* _LISTED RECORDS_
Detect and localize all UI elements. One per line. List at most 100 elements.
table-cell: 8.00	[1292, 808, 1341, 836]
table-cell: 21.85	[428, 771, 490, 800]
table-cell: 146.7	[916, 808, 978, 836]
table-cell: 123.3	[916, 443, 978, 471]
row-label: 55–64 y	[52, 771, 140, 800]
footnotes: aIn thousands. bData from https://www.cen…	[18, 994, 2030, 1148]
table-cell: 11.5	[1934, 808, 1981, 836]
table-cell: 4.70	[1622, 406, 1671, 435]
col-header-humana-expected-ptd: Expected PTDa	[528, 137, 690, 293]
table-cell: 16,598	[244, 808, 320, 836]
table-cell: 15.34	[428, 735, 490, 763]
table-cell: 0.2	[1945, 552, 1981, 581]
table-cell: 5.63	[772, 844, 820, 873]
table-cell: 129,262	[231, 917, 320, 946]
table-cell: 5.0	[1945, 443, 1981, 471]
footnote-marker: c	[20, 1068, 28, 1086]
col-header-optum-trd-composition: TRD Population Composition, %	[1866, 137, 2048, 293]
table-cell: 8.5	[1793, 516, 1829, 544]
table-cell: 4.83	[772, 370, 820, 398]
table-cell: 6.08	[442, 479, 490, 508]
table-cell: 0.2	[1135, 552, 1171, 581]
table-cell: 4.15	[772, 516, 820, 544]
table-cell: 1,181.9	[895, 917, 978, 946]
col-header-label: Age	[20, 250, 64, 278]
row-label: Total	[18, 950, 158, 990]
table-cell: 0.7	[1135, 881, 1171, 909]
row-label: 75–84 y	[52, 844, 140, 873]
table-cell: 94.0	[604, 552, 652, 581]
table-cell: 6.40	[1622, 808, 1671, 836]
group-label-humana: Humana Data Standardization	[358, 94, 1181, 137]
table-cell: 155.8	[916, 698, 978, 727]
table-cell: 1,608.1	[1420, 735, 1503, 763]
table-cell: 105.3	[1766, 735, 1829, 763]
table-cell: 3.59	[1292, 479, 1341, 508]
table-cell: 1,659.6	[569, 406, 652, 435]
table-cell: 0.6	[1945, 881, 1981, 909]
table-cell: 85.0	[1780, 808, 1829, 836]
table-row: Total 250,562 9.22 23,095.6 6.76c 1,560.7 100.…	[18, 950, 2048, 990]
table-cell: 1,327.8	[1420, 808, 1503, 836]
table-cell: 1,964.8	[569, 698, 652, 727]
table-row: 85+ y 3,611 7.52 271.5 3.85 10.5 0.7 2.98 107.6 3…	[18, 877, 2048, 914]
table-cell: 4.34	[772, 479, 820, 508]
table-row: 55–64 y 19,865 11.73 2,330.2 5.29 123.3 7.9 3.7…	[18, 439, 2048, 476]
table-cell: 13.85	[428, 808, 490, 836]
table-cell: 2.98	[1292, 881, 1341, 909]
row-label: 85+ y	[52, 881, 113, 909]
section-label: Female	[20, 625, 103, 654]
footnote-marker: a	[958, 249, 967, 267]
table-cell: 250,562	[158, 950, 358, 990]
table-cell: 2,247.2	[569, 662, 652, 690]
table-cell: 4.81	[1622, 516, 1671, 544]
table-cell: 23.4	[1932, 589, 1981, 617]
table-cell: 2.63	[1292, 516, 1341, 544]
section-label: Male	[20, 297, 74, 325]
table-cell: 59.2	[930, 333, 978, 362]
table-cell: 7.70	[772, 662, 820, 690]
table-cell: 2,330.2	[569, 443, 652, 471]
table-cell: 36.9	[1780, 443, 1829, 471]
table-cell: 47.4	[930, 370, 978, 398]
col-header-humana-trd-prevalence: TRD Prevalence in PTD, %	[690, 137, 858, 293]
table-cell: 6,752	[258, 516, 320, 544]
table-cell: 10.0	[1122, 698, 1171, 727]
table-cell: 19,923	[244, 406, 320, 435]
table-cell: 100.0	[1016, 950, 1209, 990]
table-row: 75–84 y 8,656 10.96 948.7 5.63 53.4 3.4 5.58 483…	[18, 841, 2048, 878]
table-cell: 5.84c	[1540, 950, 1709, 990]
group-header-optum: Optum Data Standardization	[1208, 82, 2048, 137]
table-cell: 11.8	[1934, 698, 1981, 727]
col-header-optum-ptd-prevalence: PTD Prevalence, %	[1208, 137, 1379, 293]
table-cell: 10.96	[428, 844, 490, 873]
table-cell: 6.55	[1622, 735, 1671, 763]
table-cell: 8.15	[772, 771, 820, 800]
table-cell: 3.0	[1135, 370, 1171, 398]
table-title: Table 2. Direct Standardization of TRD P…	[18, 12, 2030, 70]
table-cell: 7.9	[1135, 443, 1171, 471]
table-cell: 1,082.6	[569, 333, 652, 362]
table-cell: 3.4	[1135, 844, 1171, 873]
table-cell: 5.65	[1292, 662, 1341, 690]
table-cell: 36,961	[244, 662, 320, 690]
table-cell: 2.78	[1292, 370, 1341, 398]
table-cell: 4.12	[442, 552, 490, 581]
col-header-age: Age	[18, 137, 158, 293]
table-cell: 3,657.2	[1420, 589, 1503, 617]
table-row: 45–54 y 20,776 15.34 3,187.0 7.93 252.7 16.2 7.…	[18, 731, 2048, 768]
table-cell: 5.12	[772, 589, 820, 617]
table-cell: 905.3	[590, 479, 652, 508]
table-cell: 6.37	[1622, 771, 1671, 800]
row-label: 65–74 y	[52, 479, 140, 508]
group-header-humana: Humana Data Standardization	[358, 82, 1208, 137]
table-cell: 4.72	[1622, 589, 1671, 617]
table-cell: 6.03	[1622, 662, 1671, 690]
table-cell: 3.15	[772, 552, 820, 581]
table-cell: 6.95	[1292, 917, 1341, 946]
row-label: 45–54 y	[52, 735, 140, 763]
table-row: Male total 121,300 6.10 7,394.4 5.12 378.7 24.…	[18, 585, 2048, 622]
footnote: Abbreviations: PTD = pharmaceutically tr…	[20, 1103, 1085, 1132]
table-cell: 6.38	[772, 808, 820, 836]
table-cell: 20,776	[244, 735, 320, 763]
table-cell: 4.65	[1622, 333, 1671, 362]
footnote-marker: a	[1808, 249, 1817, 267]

* _SET EXERCISE_
Please copy the listing above with every "row-label" swapped for "row-header" and nothing else altered.

* _WRITTEN ANSWER_
Detect and localize all UI elements. One per line. List at most 100 elements.
table-cell: 8.00	[1292, 808, 1341, 836]
table-cell: 21.85	[428, 771, 490, 800]
table-cell: 146.7	[916, 808, 978, 836]
table-cell: 123.3	[916, 443, 978, 471]
row-header: 55–64 y	[52, 771, 140, 800]
footnotes: aIn thousands. bData from https://www.cen…	[18, 994, 2030, 1148]
table-cell: 11.5	[1934, 808, 1981, 836]
table-cell: 4.70	[1622, 406, 1671, 435]
col-header-humana-expected-ptd: Expected PTDa	[528, 137, 690, 293]
table-cell: 16,598	[244, 808, 320, 836]
table-cell: 15.34	[428, 735, 490, 763]
table-cell: 0.2	[1945, 552, 1981, 581]
table-cell: 5.63	[772, 844, 820, 873]
table-cell: 129,262	[231, 917, 320, 946]
table-cell: 5.0	[1945, 443, 1981, 471]
footnote-marker: c	[20, 1068, 28, 1086]
col-header-optum-trd-composition: TRD Population Composition, %	[1866, 137, 2048, 293]
table-cell: 8.5	[1793, 516, 1829, 544]
table-cell: 4.83	[772, 370, 820, 398]
table-cell: 6.08	[442, 479, 490, 508]
table-cell: 0.2	[1135, 552, 1171, 581]
table-cell: 4.15	[772, 516, 820, 544]
table-cell: 1,181.9	[895, 917, 978, 946]
col-header-label: Age	[20, 250, 64, 278]
row-header: Total	[18, 950, 158, 990]
table-cell: 0.7	[1135, 881, 1171, 909]
row-header: 75–84 y	[52, 844, 140, 873]
table-cell: 94.0	[604, 552, 652, 581]
table-cell: 6.40	[1622, 808, 1671, 836]
group-label-humana: Humana Data Standardization	[358, 94, 1181, 137]
table-cell: 155.8	[916, 698, 978, 727]
table-cell: 1,608.1	[1420, 735, 1503, 763]
table-cell: 105.3	[1766, 735, 1829, 763]
table-cell: 3.59	[1292, 479, 1341, 508]
table-cell: 1,659.6	[569, 406, 652, 435]
table-cell: 0.6	[1945, 881, 1981, 909]
table-cell: 85.0	[1780, 808, 1829, 836]
table-row: Total 250,562 9.22 23,095.6 6.76c 1,560.7 100.…	[18, 950, 2048, 990]
table-cell: 1,327.8	[1420, 808, 1503, 836]
table-cell: 1,964.8	[569, 698, 652, 727]
table-row: 85+ y 3,611 7.52 271.5 3.85 10.5 0.7 2.98 107.6 3…	[18, 877, 2048, 914]
table-cell: 4.34	[772, 479, 820, 508]
table-row: 55–64 y 19,865 11.73 2,330.2 5.29 123.3 7.9 3.7…	[18, 439, 2048, 476]
table-cell: 13.85	[428, 808, 490, 836]
table-cell: 2.98	[1292, 881, 1341, 909]
row-header: 85+ y	[52, 881, 113, 909]
section-label: Female	[20, 625, 103, 654]
footnote-marker: a	[958, 249, 967, 267]
table-cell: 250,562	[158, 950, 358, 990]
table-cell: 2,247.2	[569, 662, 652, 690]
table-cell: 4.81	[1622, 516, 1671, 544]
table-cell: 23.4	[1932, 589, 1981, 617]
table-cell: 2.63	[1292, 516, 1341, 544]
section-label: Male	[20, 297, 74, 325]
table-cell: 59.2	[930, 333, 978, 362]
table-cell: 7.70	[772, 662, 820, 690]
table-cell: 2,330.2	[569, 443, 652, 471]
table-cell: 36.9	[1780, 443, 1829, 471]
table-cell: 47.4	[930, 370, 978, 398]
col-header-humana-trd-prevalence: TRD Prevalence in PTD, %	[690, 137, 858, 293]
table-cell: 6,752	[258, 516, 320, 544]
table-cell: 10.0	[1122, 698, 1171, 727]
table-cell: 19,923	[244, 406, 320, 435]
table-cell: 100.0	[1016, 950, 1209, 990]
table-row: 75–84 y 8,656 10.96 948.7 5.63 53.4 3.4 5.58 483…	[18, 841, 2048, 878]
table-cell: 5.84c	[1540, 950, 1709, 990]
group-header-optum: Optum Data Standardization	[1208, 82, 2048, 137]
table-cell: 11.8	[1934, 698, 1981, 727]
col-header-optum-ptd-prevalence: PTD Prevalence, %	[1208, 137, 1379, 293]
table-cell: 10.96	[428, 844, 490, 873]
table-cell: 6.55	[1622, 735, 1671, 763]
table-cell: 8.15	[772, 771, 820, 800]
table-cell: 3.0	[1135, 370, 1171, 398]
table-title: Table 2. Direct Standardization of TRD P…	[18, 12, 2030, 70]
table-cell: 7.9	[1135, 443, 1171, 471]
table-cell: 1,082.6	[569, 333, 652, 362]
table-cell: 3.4	[1135, 844, 1171, 873]
table-cell: 5.65	[1292, 662, 1341, 690]
table-cell: 36,961	[244, 662, 320, 690]
table-cell: 2.78	[1292, 370, 1341, 398]
table-cell: 4.12	[442, 552, 490, 581]
col-header-age: Age	[18, 137, 158, 293]
table-cell: 3,657.2	[1420, 589, 1503, 617]
table-row: 45–54 y 20,776 15.34 3,187.0 7.93 252.7 16.2 7.…	[18, 731, 2048, 768]
table-cell: 5.12	[772, 589, 820, 617]
table-cell: 905.3	[590, 479, 652, 508]
table-cell: 6.37	[1622, 771, 1671, 800]
row-header: 65–74 y	[52, 479, 140, 508]
group-header-humana: Humana Data Standardization	[358, 82, 1208, 137]
table-cell: 4.72	[1622, 589, 1671, 617]
table-cell: 6.03	[1622, 662, 1671, 690]
table-cell: 3.15	[772, 552, 820, 581]
table-cell: 6.95	[1292, 917, 1341, 946]
row-header: 45–54 y	[52, 735, 140, 763]
table-row: Male total 121,300 6.10 7,394.4 5.12 378.7 24.…	[18, 585, 2048, 622]
footnote: Abbreviations: PTD = pharmaceutically tr…	[20, 1103, 1085, 1132]
table-cell: 6.38	[772, 808, 820, 836]
table-cell: 20,776	[244, 735, 320, 763]
table-cell: 4.65	[1622, 333, 1671, 362]
footnote-marker: a	[1808, 249, 1817, 267]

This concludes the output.